To do: What number of lines contain the word "this"? Reply with the number and nothing else.

Saved data entries:
-.-.-

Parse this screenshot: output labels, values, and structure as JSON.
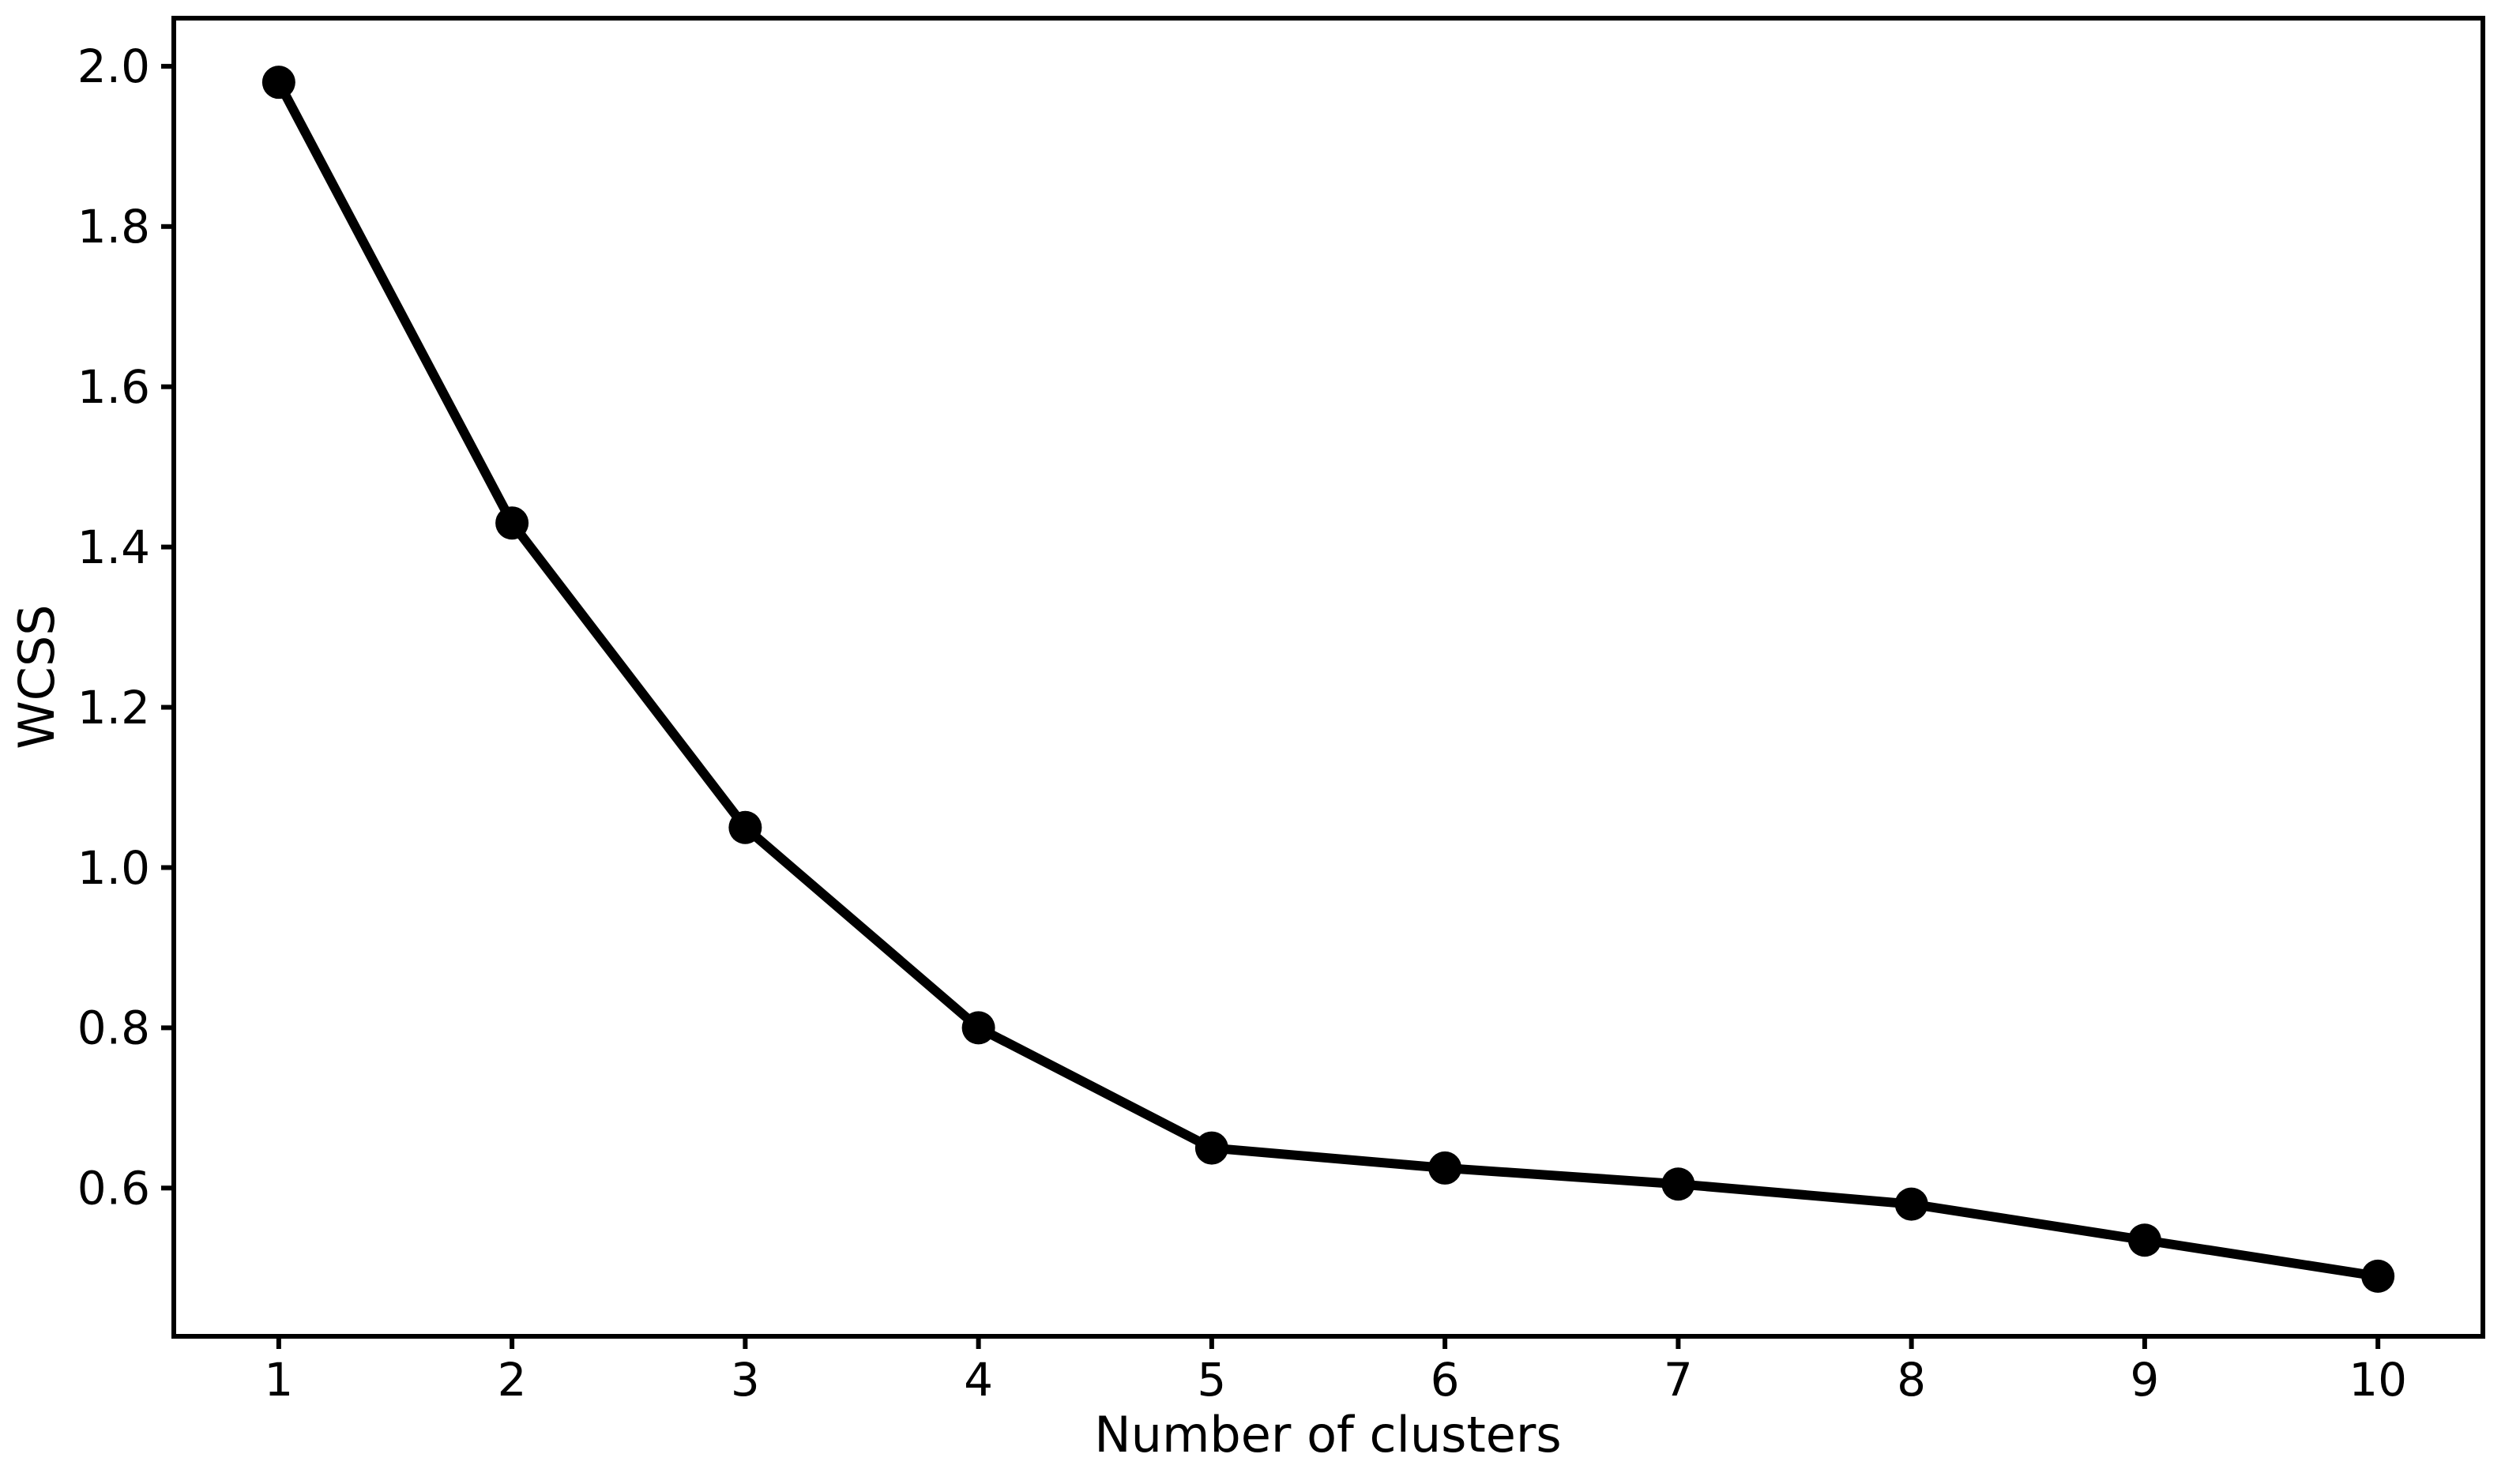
{
  "figure": {
    "background": "#ffffff",
    "foreground": "#000000"
  },
  "chart_data": {
    "type": "line",
    "title": "",
    "xlabel": "Number of clusters",
    "ylabel": "WCSS",
    "series": [
      {
        "name": "WCSS",
        "x": [
          1,
          2,
          3,
          4,
          5,
          6,
          7,
          8,
          9,
          10
        ],
        "y": [
          1.98,
          1.43,
          1.05,
          0.8,
          0.65,
          0.625,
          0.605,
          0.58,
          0.535,
          0.49
        ],
        "line_color": "#000000",
        "marker": "circle",
        "marker_color": "#000000"
      }
    ],
    "x_ticks": [
      1,
      2,
      3,
      4,
      5,
      6,
      7,
      8,
      9,
      10
    ],
    "x_tick_labels": [
      "1",
      "2",
      "3",
      "4",
      "5",
      "6",
      "7",
      "8",
      "9",
      "10"
    ],
    "y_ticks": [
      0.6,
      0.8,
      1.0,
      1.2,
      1.4,
      1.6,
      1.8,
      2.0
    ],
    "y_tick_labels": [
      "0.6",
      "0.8",
      "1.0",
      "1.2",
      "1.4",
      "1.6",
      "1.8",
      "2.0"
    ],
    "xlim": [
      0.55,
      10.45
    ],
    "ylim": [
      0.415,
      2.06
    ],
    "grid": false,
    "legend": "none",
    "plot_background": "#ffffff",
    "spine_color": "#000000"
  }
}
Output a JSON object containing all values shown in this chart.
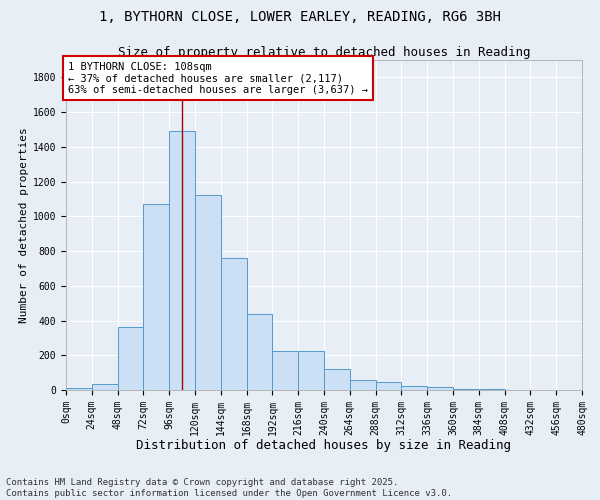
{
  "title1": "1, BYTHORN CLOSE, LOWER EARLEY, READING, RG6 3BH",
  "title2": "Size of property relative to detached houses in Reading",
  "xlabel": "Distribution of detached houses by size in Reading",
  "ylabel": "Number of detached properties",
  "bin_edges": [
    0,
    24,
    48,
    72,
    96,
    120,
    144,
    168,
    192,
    216,
    240,
    264,
    288,
    312,
    336,
    360,
    384,
    408,
    432,
    456,
    480
  ],
  "bar_heights": [
    10,
    35,
    360,
    1070,
    1490,
    1125,
    760,
    435,
    225,
    225,
    120,
    60,
    45,
    22,
    15,
    5,
    3,
    2,
    1,
    1
  ],
  "bar_facecolor": "#cce0f5",
  "bar_edgecolor": "#5599cc",
  "vline_x": 108,
  "vline_color": "#aa0000",
  "annotation_text": "1 BYTHORN CLOSE: 108sqm\n← 37% of detached houses are smaller (2,117)\n63% of semi-detached houses are larger (3,637) →",
  "annotation_box_edgecolor": "#cc0000",
  "annotation_box_facecolor": "#ffffff",
  "ylim": [
    0,
    1900
  ],
  "yticks": [
    0,
    200,
    400,
    600,
    800,
    1000,
    1200,
    1400,
    1600,
    1800
  ],
  "background_color": "#e8eef5",
  "grid_color": "#ffffff",
  "footer": "Contains HM Land Registry data © Crown copyright and database right 2025.\nContains public sector information licensed under the Open Government Licence v3.0.",
  "title1_fontsize": 10,
  "title2_fontsize": 9,
  "xlabel_fontsize": 9,
  "ylabel_fontsize": 8,
  "tick_fontsize": 7,
  "ann_fontsize": 7.5,
  "footer_fontsize": 6.5
}
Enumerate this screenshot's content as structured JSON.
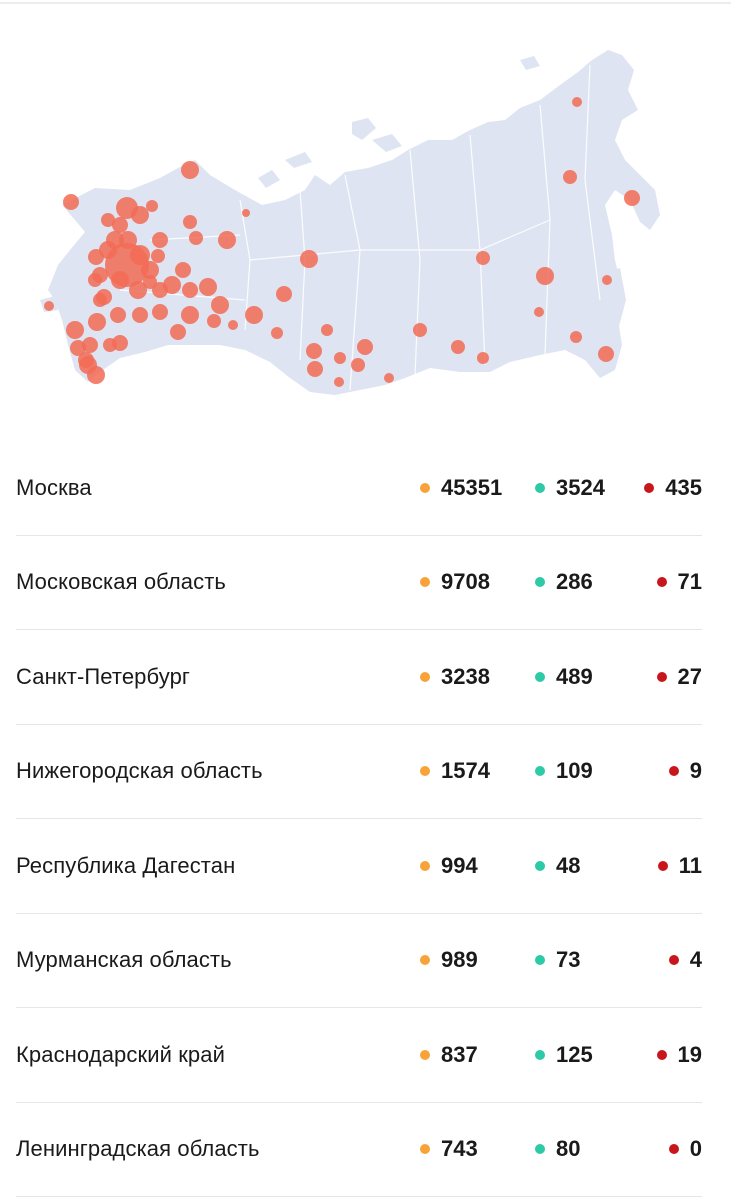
{
  "colors": {
    "cases": "#f7a339",
    "recovered": "#2ecaa8",
    "deaths": "#c8161d",
    "map_land": "#dfe4f2",
    "map_marker": "#f26b55"
  },
  "rows": [
    {
      "region": "Москва",
      "cases": "45351",
      "recovered": "3524",
      "deaths": "435"
    },
    {
      "region": "Московская область",
      "cases": "9708",
      "recovered": "286",
      "deaths": "71"
    },
    {
      "region": "Санкт-Петербург",
      "cases": "3238",
      "recovered": "489",
      "deaths": "27"
    },
    {
      "region": "Нижегородская область",
      "cases": "1574",
      "recovered": "109",
      "deaths": "9"
    },
    {
      "region": "Республика Дагестан",
      "cases": "994",
      "recovered": "48",
      "deaths": "11"
    },
    {
      "region": "Мурманская область",
      "cases": "989",
      "recovered": "73",
      "deaths": "4"
    },
    {
      "region": "Краснодарский край",
      "cases": "837",
      "recovered": "125",
      "deaths": "19"
    },
    {
      "region": "Ленинградская область",
      "cases": "743",
      "recovered": "80",
      "deaths": "0"
    }
  ]
}
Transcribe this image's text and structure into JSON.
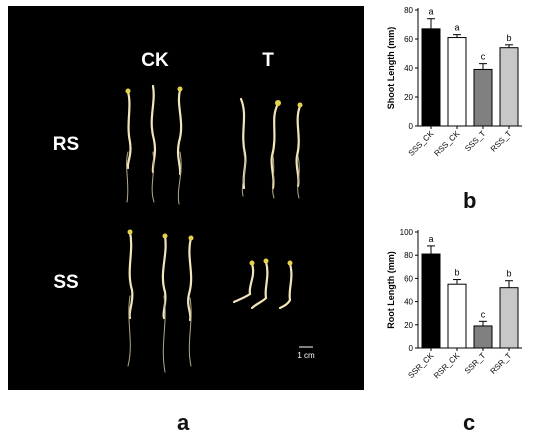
{
  "photo": {
    "col_ck": "CK",
    "col_t": "T",
    "row_rs": "RS",
    "row_ss": "SS",
    "scale_label": "1 cm"
  },
  "panel_labels": {
    "a": "a",
    "b": "b",
    "c": "c"
  },
  "colors": {
    "black": "#000000",
    "white": "#ffffff",
    "dark_gray": "#808080",
    "light_gray": "#c8c8c8"
  },
  "chart_data": [
    {
      "type": "bar",
      "categories": [
        "SSS_CK",
        "RSS_CK",
        "SSS_T",
        "RSS_T"
      ],
      "values": [
        67,
        61,
        39,
        54
      ],
      "errors": [
        7,
        2,
        4,
        2
      ],
      "significance": [
        "a",
        "a",
        "c",
        "b"
      ],
      "fills": [
        "#000000",
        "#ffffff",
        "#808080",
        "#c8c8c8"
      ],
      "title": "",
      "xlabel": "",
      "ylabel": "Shoot Length (mm)",
      "ylim": [
        0,
        80
      ],
      "yticks": [
        0,
        20,
        40,
        60,
        80
      ]
    },
    {
      "type": "bar",
      "categories": [
        "SSR_CK",
        "RSR_CK",
        "SSR_T",
        "RSR_T"
      ],
      "values": [
        81,
        55,
        19,
        52
      ],
      "errors": [
        7,
        4,
        4,
        6
      ],
      "significance": [
        "a",
        "b",
        "c",
        "b"
      ],
      "fills": [
        "#000000",
        "#ffffff",
        "#808080",
        "#c8c8c8"
      ],
      "title": "",
      "xlabel": "",
      "ylabel": "Root Length (mm)",
      "ylim": [
        0,
        100
      ],
      "yticks": [
        0,
        20,
        40,
        60,
        80,
        100
      ]
    }
  ]
}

-.-.-

Answer to the problem: 4